**WHAT IS REQUIRED:**
Go through the records and show each line where the word "مهندسی" occurs.

**PROVIDED DATA:**
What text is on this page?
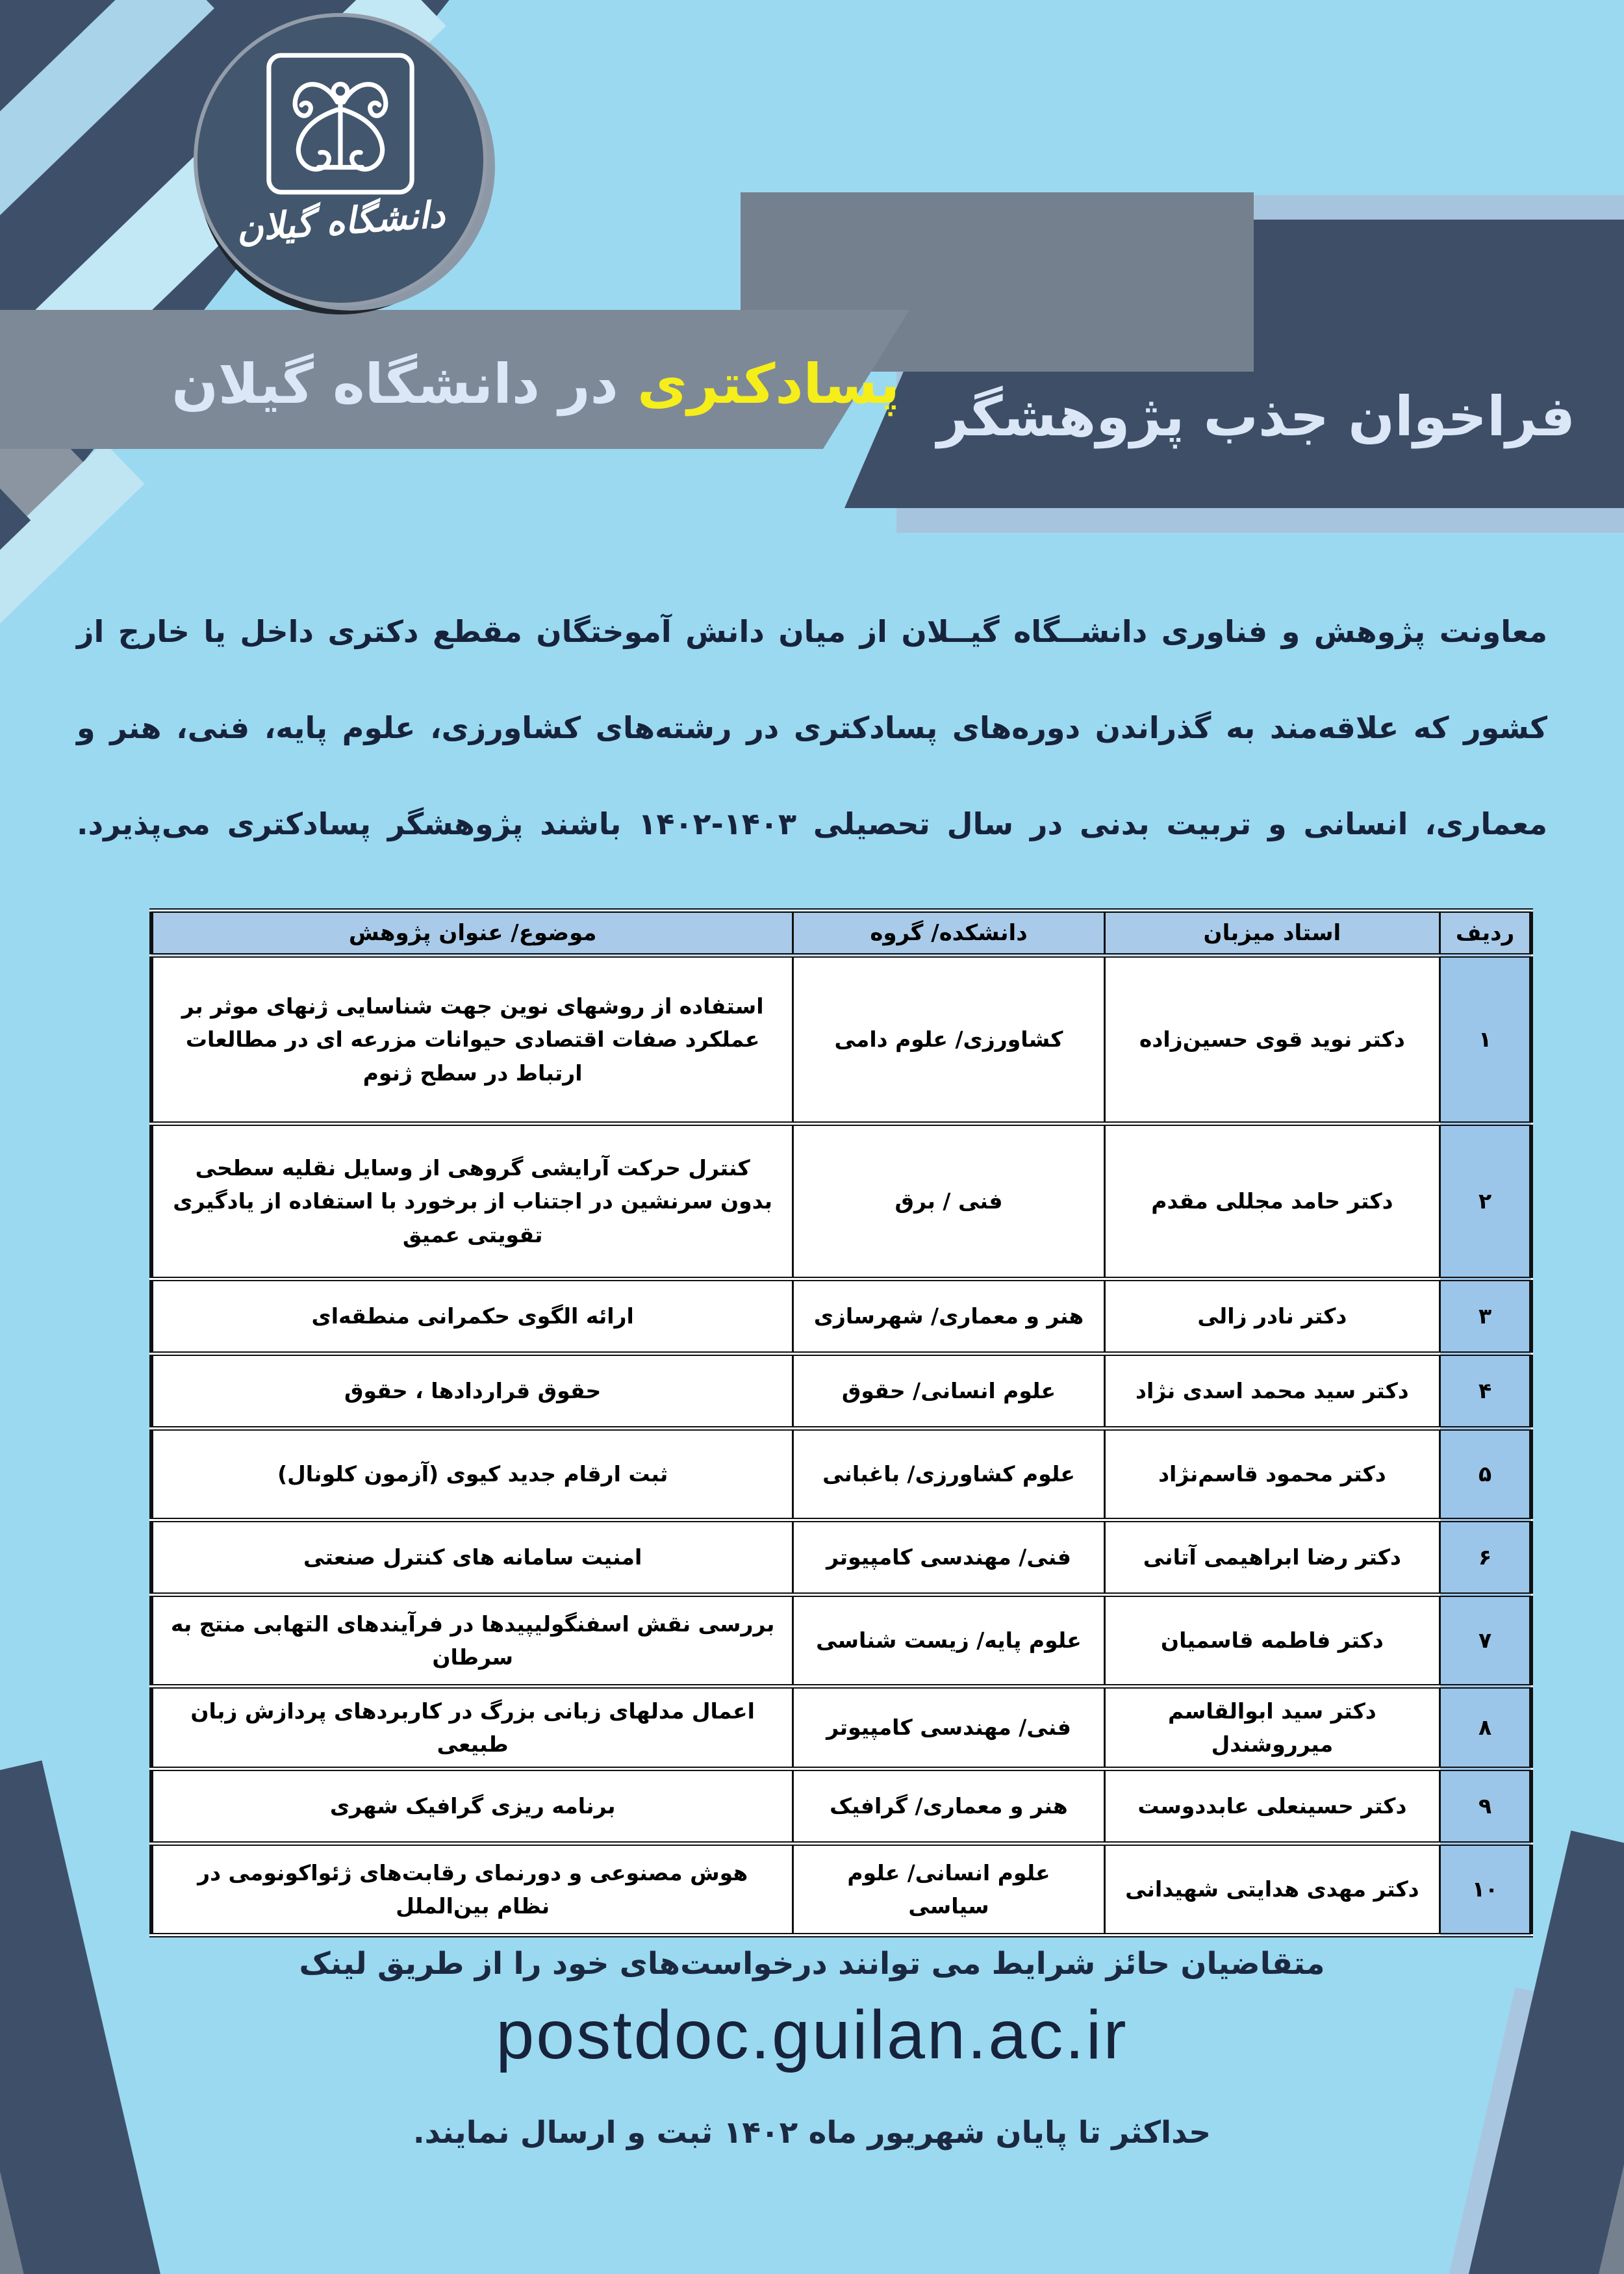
فراخوان جذب پژوهشگر
پسادکتری در دانشگاه گیلان
دانشگاه گیلان
معاونت پژوهش و فناوری دانشــگاه گیــلان از میان دانش آموختگان مقطع دکتری داخل یا خارج از
کشور که علاقه‌مند به گذراندن دوره‌های پسادکتری در رشته‌های کشاورزی، علوم پایه، فنی، هنر و
معماری، انسانی و تربیت بدنی در سال تحصیلی ۱۴۰۳-۱۴۰۲ باشند پژوهشگر پسادکتری می‌پذیرد.
ردیف	استاد میزبان	دانشکده/ گروه	موضوع/ عنوان پژوهش
۱	دکتر نوید قوی حسین‌زاده	کشاورزی/ علوم دامی	استفاده از روشهای نوین جهت شناسایی ژنهای موثر بر عملکرد صفات اقتصادی حیوانات مزرعه ای در مطالعات ارتباط در سطح ژنوم
۲	دکتر حامد مجللی مقدم	فنی / برق	کنترل حرکت آرایشی گروهی از وسایل نقلیه سطحی بدون سرنشین در اجتناب از برخورد با استفاده از یادگیری تقویتی عمیق
۳	دکتر نادر زالی	هنر و معماری/ شهرسازی	ارائه الگوی حکمرانی منطقه‌ای
۴	دکتر سید محمد اسدی نژاد	علوم انسانی/ حقوق	حقوق قراردادها ، حقوق
۵	دکتر محمود قاسم‌نژاد	علوم کشاورزی/ باغبانی	ثبت ارقام جدید کیوی (آزمون کلونال)
۶	دکتر رضا ابراهیمی آتانی	فنی/ مهندسی کامپیوتر	امنیت سامانه های کنترل صنعتی
۷	دکتر فاطمه قاسمیان	علوم پایه/ زیست شناسی	بررسی نقش اسفنگولیپیدها در فرآیندهای التهابی منتج به سرطان
۸	دکتر سید ابوالقاسم میرروشندل	فنی/ مهندسی کامپیوتر	اعمال مدلهای زبانی بزرگ در کاربردهای پردازش زبان طبیعی
۹	دکتر حسینعلی عابددوست	هنر و معماری/ گرافیک	برنامه ریزی گرافیک شهری
۱۰	دکتر مهدی هدایتی شهیدانی	علوم انسانی/ علوم سیاسی	هوش مصنوعی و دورنمای رقابت‌های ژئواکونومی در نظام بین‌الملل
متقاضیان حائز شرایط می توانند درخواست‌های خود را از طریق لینک
postdoc.guilan.ac.ir
حداکثر تا پایان شهریور ماه ۱۴۰۲ ثبت و ارسال نمایند.
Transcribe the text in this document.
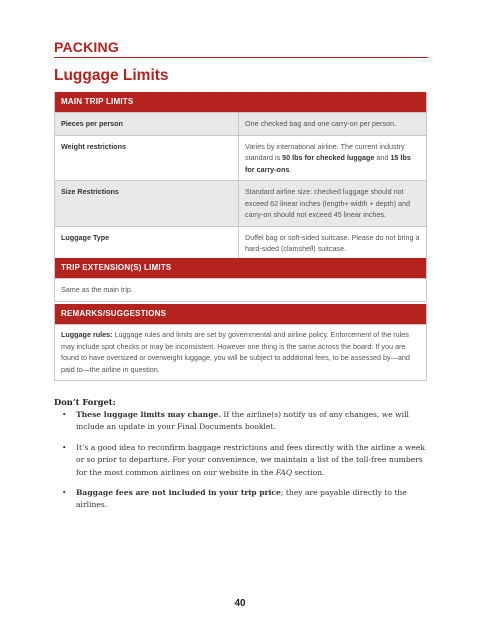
PACKING
Luggage Limits
MAIN TRIP LIMITS
Pieces per person	One checked bag and one carry-on per person.
Weight restrictions	Varies by international airline. The current industry standard is 50 lbs for checked luggage and 15 lbs for carry-ons.
Size Restrictions	Standard airline size: checked luggage should not exceed 62 linear inches (length+ width + depth) and carry-on should not exceed 45 linear inches.
Luggage Type	Duffel bag or soft-sided suitcase. Please do not bring a hard-sided (clamshell) suitcase.
TRIP EXTENSION(S) LIMITS
Same as the main trip.
REMARKS/SUGGESTIONS
Luggage rules: Luggage rules and limits are set by governmental and airline policy. Enforcement of the rules may include spot checks or may be inconsistent. However one thing is the same across the board: If you are found to have oversized or overweight luggage, you will be subject to additional fees, to be assessed by—and paid to—the airline in question.
Don’t Forget:
• These luggage limits may change. If the airline(s) notify us of any changes, we will include an update in your Final Documents booklet.
• It’s a good idea to reconfirm baggage restrictions and fees directly with the airline a week or so prior to departure. For your convenience, we maintain a list of the toll-free numbers for the most common airlines on our website in the FAQ section.
• Baggage fees are not included in your trip price; they are payable directly to the airlines.
40
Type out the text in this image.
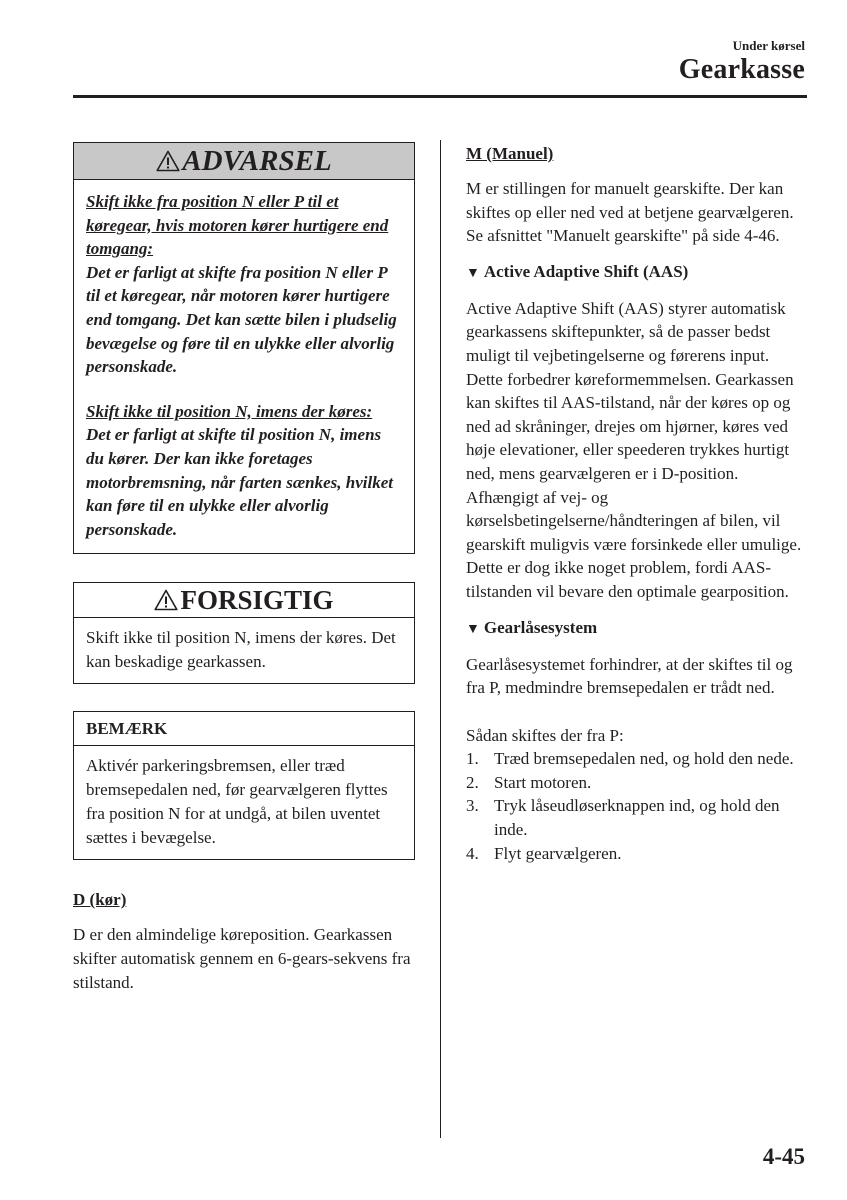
Under kørsel
Gearkasse
ADVARSEL

Skift ikke fra position N eller P til et køregear, hvis motoren kører hurtigere end tomgang:
Det er farligt at skifte fra position N eller P til et køregear, når motoren kører hurtigere end tomgang. Det kan sætte bilen i pludselig bevægelse og føre til en ulykke eller alvorlig personskade.

Skift ikke til position N, imens der køres:
Det er farligt at skifte til position N, imens du kører. Der kan ikke foretages motorbremsning, når farten sænkes, hvilket kan føre til en ulykke eller alvorlig personskade.

FORSIGTIG
Skift ikke til position N, imens der køres. Det kan beskadige gearkassen.
BEMÆRK
Aktivér parkeringsbremsen, eller træd bremsepedalen ned, før gearvælgeren flyttes fra position N for at undgå, at bilen uventet sættes i bevægelse.
D (kør)

D er den almindelige køreposition. Gearkassen skifter automatisk gennem en 6-gears-sekvens fra stilstand.

M (Manuel)

M er stillingen for manuelt gearskifte. Der kan skiftes op eller ned ved at betjene gearvælgeren. Se afsnittet "Manuelt gearskifte" på side 4-46.

▼ Active Adaptive Shift (AAS)

Active Adaptive Shift (AAS) styrer automatisk gearkassens skiftepunkter, så de passer bedst muligt til vejbetingelserne og førerens input. Dette forbedrer køreformemmelsen. Gearkassen kan skiftes til AAS-tilstand, når der køres op og ned ad skråninger, drejes om hjørner, køres ved høje elevationer, eller speederen trykkes hurtigt ned, mens gearvælgeren er i D-position. Afhængigt af vej- og kørselsbetingelserne/håndteringen af bilen, vil gearskift muligvis være forsinkede eller umulige. Dette er dog ikke noget problem, fordi AAS-tilstanden vil bevare den optimale gearposition.

▼ Gearlåsesystem

Gearlåsesystemet forhindrer, at der skiftes til og fra P, medmindre bremsepedalen er trådt ned.

Sådan skiftes der fra P:

1. Træd bremsepedalen ned, og hold den nede.
2. Start motoren.
3. Tryk låseudløserknappen ind, og hold den inde.
4. Flyt gearvælgeren.
4-45
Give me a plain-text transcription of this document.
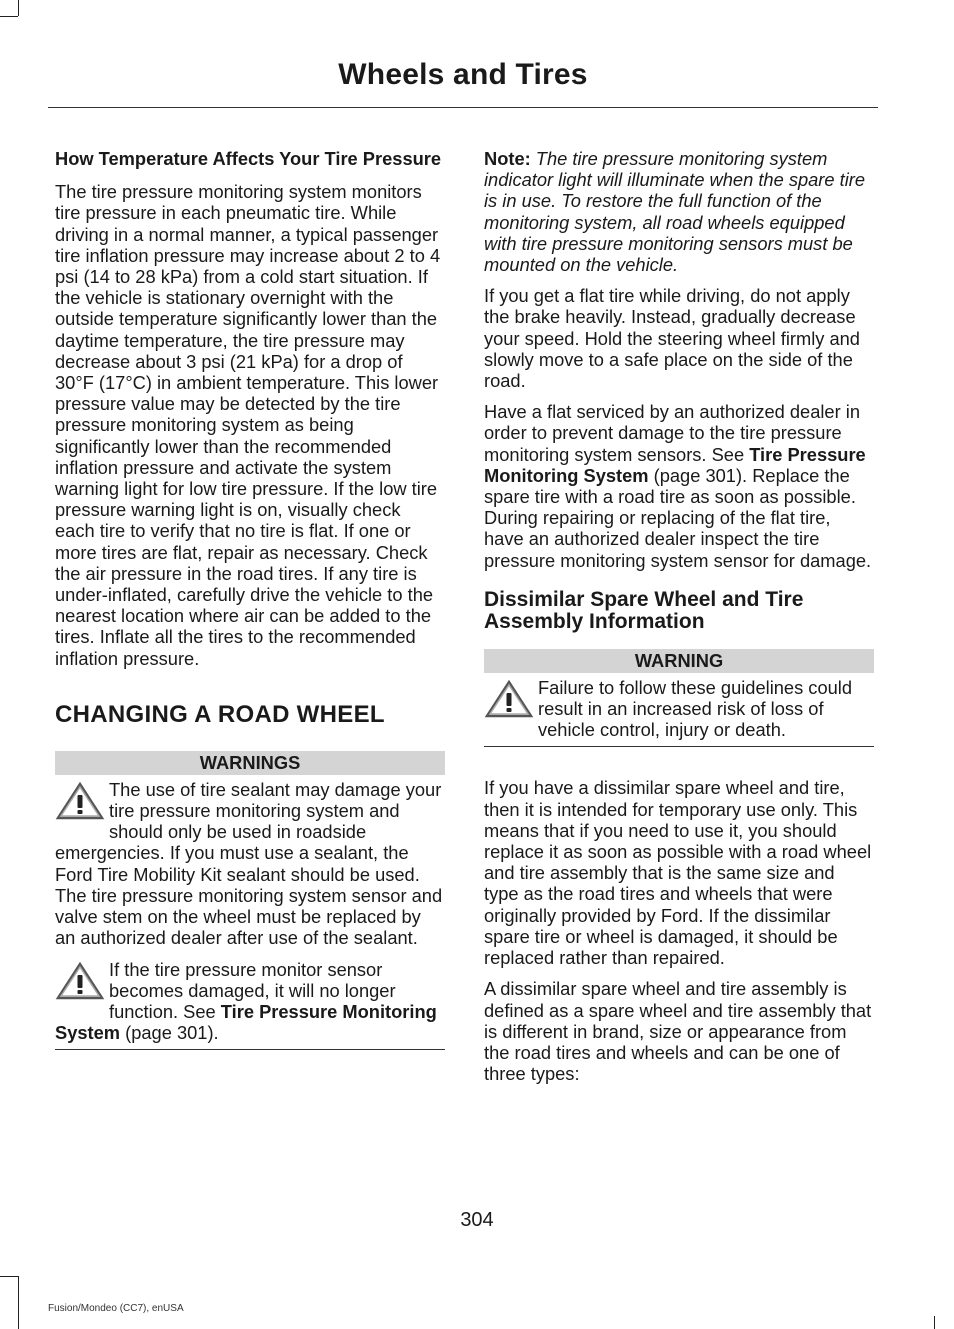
Wheels and Tires
How Temperature Affects Your Tire Pressure

The tire pressure monitoring system monitors tire pressure in each pneumatic tire. While driving in a normal manner, a typical passenger tire inflation pressure may increase about 2 to 4 psi (14 to 28 kPa) from a cold start situation. If the vehicle is stationary overnight with the outside temperature significantly lower than the daytime temperature, the tire pressure may decrease about 3 psi (21 kPa) for a drop of 30°F (17°C) in ambient temperature. This lower pressure value may be detected by the tire pressure monitoring system as being significantly lower than the recommended inflation pressure and activate the system warning light for low tire pressure. If the low tire pressure warning light is on, visually check each tire to verify that no tire is flat. If one or more tires are flat, repair as necessary. Check the air pressure in the road tires. If any tire is under-inflated, carefully drive the vehicle to the nearest location where air can be added to the tires. Inflate all the tires to the recommended inflation pressure.

CHANGING A ROAD WHEEL
WARNINGS
The use of tire sealant may damage your tire pressure monitoring system and should only be used in roadside emergencies. If you must use a sealant, the Ford Tire Mobility Kit sealant should be used. The tire pressure monitoring system sensor and valve stem on the wheel must be replaced by an authorized dealer after use of the sealant.
If the tire pressure monitor sensor becomes damaged, it will no longer function. See Tire Pressure Monitoring System (page 301).

Note: The tire pressure monitoring system indicator light will illuminate when the spare tire is in use. To restore the full function of the monitoring system, all road wheels equipped with tire pressure monitoring sensors must be mounted on the vehicle.

If you get a flat tire while driving, do not apply the brake heavily. Instead, gradually decrease your speed. Hold the steering wheel firmly and slowly move to a safe place on the side of the road.

Have a flat serviced by an authorized dealer in order to prevent damage to the tire pressure monitoring system sensors. See Tire Pressure Monitoring System (page 301). Replace the spare tire with a road tire as soon as possible. During repairing or replacing of the flat tire, have an authorized dealer inspect the tire pressure monitoring system sensor for damage.

Dissimilar Spare Wheel and Tire Assembly Information
WARNING
Failure to follow these guidelines could result in an increased risk of loss of vehicle control, injury or death.

If you have a dissimilar spare wheel and tire, then it is intended for temporary use only. This means that if you need to use it, you should replace it as soon as possible with a road wheel and tire assembly that is the same size and type as the road tires and wheels that were originally provided by Ford. If the dissimilar spare tire or wheel is damaged, it should be replaced rather than repaired.

A dissimilar spare wheel and tire assembly is defined as a spare wheel and tire assembly that is different in brand, size or appearance from the road tires and wheels and can be one of three types:

304
Fusion/Mondeo (CC7), enUSA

**SOLUTION TO THE EXERCISE:**
۶	دکتر رضا ابراهیمی آتانی	فنی/ مهندسی کامپیوتر	امنیت سامانه های کنترل صنعتی
۸	دکتر سید ابوالقاسم میرروشندل	فنی/ مهندسی کامپیوتر	اعمال مدلهای زبانی بزرگ در کاربردهای پردازش زبان طبیعی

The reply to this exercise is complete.